Work to do — Copy out all the entries word for word.

Data —
-- Begin --

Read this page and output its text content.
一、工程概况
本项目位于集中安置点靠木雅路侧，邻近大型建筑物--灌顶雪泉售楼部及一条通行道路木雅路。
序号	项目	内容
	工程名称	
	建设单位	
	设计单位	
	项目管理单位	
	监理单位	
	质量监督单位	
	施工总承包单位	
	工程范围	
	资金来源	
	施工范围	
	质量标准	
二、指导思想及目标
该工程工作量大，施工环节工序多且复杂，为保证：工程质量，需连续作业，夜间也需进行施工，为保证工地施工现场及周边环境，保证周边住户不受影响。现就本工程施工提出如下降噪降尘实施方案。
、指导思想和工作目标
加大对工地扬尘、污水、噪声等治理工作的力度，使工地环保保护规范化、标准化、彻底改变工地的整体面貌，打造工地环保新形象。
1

-- End --

Exercise response —
Read this page and output its text content.
一、工程概况
本项目位于集中安置点靠木雅路侧，邻近大型建筑物--灌顶雪泉售楼部及一条通行道路木雅路。
序号	项目	内容
	工程名称	
	建设单位	
	设计单位	
	项目管理单位	
	监理单位	
	质量监督单位	
	施工总承包单位	
	工程范围	
	资金来源	
	施工范围	
	质量标准	
二、指导思想及目标
该工程工作量大，施工环节工序多且复杂，为保证：工程质量，需连续作业，夜间也需进行施工，为保证工地施工现场及周边环境，保证周边住户不受影响。现就本工程施工提出如下降噪降尘实施方案。
、指导思想和工作目标
加大对工地扬尘、污水、噪声等治理工作的力度，使工地环保保护规范化、标准化、彻底改变工地的整体面貌，打造工地环保新形象。
1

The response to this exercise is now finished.